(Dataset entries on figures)
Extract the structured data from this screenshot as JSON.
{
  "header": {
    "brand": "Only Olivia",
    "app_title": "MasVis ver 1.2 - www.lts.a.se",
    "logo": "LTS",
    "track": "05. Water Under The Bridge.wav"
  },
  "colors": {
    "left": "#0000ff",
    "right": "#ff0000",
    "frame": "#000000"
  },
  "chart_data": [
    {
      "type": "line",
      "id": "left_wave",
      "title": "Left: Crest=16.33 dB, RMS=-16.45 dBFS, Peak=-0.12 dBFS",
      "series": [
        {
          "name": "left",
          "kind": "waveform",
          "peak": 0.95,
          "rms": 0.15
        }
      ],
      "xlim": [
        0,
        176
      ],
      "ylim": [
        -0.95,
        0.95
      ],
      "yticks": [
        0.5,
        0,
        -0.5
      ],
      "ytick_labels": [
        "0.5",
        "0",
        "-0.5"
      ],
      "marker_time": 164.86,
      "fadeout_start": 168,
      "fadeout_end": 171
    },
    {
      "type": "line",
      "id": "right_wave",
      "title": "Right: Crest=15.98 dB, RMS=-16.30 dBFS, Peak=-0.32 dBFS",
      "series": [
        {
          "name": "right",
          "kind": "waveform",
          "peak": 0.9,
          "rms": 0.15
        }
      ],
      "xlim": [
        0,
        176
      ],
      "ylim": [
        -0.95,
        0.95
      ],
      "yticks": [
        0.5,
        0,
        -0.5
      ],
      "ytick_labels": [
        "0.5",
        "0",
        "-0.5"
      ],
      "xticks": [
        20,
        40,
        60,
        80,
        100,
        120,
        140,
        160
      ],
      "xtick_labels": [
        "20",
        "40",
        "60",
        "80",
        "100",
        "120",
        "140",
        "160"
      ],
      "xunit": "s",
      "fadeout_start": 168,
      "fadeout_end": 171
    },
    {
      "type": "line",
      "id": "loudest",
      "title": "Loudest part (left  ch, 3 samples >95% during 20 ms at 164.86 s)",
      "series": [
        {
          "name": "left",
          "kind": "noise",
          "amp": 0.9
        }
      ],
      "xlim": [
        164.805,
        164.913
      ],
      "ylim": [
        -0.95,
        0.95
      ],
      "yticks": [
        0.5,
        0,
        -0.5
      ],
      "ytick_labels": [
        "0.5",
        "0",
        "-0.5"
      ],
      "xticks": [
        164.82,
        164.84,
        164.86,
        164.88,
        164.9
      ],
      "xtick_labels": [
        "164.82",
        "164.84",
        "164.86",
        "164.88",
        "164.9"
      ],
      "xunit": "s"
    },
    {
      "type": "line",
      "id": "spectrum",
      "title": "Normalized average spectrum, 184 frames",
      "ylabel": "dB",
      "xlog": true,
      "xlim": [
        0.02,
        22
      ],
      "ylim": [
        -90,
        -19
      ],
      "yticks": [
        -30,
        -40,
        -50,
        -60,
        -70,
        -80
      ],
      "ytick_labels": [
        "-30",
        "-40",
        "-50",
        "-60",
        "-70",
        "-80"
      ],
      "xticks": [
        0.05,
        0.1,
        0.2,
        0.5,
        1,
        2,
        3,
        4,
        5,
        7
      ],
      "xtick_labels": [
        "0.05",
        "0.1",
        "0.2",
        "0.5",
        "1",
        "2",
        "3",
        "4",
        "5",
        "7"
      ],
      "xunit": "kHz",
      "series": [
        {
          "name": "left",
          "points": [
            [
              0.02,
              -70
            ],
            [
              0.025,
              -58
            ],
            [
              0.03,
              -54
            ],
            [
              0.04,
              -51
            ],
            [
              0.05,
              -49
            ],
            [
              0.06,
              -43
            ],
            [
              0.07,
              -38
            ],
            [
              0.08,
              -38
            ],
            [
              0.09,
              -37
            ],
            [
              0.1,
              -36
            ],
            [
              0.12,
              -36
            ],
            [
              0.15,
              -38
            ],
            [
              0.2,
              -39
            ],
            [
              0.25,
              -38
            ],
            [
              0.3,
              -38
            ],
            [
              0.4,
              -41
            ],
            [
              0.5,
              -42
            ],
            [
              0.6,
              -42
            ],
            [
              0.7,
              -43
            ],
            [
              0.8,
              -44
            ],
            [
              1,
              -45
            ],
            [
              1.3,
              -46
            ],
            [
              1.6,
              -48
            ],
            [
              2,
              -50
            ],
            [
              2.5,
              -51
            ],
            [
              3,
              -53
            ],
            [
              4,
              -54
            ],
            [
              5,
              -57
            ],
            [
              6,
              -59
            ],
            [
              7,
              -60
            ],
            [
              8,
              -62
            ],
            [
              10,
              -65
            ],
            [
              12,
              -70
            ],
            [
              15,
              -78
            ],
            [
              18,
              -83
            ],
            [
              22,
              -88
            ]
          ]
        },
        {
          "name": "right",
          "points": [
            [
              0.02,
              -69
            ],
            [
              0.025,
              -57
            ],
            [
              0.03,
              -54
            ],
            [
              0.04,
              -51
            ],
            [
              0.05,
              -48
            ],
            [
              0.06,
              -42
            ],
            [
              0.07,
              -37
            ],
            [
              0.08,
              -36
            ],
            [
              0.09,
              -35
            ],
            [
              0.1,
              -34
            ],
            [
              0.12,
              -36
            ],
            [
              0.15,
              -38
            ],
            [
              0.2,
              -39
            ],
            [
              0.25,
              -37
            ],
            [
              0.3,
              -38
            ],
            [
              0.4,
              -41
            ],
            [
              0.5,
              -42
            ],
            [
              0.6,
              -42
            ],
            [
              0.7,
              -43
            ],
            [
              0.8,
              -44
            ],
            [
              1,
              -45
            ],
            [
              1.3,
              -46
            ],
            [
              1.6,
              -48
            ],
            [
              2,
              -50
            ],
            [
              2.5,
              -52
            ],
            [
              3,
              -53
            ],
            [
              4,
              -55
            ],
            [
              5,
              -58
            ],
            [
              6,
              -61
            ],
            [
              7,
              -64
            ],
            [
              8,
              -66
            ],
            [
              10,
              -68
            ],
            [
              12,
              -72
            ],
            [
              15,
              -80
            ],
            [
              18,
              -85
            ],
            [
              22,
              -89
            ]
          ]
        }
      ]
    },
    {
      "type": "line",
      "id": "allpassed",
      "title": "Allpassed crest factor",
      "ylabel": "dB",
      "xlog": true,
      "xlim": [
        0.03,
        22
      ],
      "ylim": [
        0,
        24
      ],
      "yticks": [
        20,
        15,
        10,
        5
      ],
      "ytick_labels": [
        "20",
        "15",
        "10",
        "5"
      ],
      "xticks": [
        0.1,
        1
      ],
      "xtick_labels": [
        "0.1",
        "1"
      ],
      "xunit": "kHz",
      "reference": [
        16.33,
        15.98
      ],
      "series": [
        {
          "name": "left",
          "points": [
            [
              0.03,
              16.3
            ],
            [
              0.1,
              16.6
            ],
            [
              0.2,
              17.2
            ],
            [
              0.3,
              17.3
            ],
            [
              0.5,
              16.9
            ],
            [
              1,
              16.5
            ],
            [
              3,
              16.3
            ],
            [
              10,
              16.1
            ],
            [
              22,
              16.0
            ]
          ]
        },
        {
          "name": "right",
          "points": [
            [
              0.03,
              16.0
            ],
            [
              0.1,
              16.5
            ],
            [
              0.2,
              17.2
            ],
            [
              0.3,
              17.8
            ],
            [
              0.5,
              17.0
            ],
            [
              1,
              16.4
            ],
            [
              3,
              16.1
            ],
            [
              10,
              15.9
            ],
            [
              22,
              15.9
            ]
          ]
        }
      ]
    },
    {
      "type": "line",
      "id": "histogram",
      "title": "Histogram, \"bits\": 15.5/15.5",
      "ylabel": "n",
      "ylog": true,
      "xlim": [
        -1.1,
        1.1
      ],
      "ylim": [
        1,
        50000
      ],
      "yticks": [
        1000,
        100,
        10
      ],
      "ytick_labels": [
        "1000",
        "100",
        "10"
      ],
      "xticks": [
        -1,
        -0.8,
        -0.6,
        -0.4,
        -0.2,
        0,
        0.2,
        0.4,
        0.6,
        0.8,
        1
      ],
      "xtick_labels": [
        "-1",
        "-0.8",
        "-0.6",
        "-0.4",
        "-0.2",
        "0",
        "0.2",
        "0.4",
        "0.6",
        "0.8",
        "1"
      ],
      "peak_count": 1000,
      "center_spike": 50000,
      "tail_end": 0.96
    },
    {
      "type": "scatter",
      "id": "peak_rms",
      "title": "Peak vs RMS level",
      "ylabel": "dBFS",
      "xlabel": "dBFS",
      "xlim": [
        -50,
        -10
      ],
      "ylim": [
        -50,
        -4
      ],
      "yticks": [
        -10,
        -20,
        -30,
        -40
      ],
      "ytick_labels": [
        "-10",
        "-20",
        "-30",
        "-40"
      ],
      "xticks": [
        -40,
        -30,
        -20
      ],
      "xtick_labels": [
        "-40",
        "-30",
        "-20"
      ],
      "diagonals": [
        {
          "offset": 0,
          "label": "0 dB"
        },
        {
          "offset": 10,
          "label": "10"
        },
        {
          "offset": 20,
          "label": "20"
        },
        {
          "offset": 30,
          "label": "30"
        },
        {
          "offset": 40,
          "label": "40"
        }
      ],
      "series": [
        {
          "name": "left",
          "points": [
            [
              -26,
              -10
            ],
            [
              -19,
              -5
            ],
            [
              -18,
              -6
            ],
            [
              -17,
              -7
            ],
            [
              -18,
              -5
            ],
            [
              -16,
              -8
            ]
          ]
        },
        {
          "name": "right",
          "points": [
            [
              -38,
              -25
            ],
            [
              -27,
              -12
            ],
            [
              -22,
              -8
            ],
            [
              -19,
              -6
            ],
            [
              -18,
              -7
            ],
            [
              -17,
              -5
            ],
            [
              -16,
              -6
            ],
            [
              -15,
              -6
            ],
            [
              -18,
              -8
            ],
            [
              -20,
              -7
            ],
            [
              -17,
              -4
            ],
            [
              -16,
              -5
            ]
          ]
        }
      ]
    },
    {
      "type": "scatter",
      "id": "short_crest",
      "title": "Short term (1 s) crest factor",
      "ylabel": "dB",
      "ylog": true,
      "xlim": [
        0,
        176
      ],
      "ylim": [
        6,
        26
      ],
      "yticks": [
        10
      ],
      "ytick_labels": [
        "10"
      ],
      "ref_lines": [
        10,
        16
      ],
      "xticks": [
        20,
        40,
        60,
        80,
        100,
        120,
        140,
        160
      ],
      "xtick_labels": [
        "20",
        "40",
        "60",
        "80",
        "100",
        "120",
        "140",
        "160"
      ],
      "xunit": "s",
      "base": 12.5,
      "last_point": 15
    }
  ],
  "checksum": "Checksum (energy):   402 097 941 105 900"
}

WHAT NEEDS TO BE DONE
List all lines from the entries that include the word "factor".

THE REPLY
      "title": "Allpassed crest factor",
      "title": "Short term (1 s) crest factor",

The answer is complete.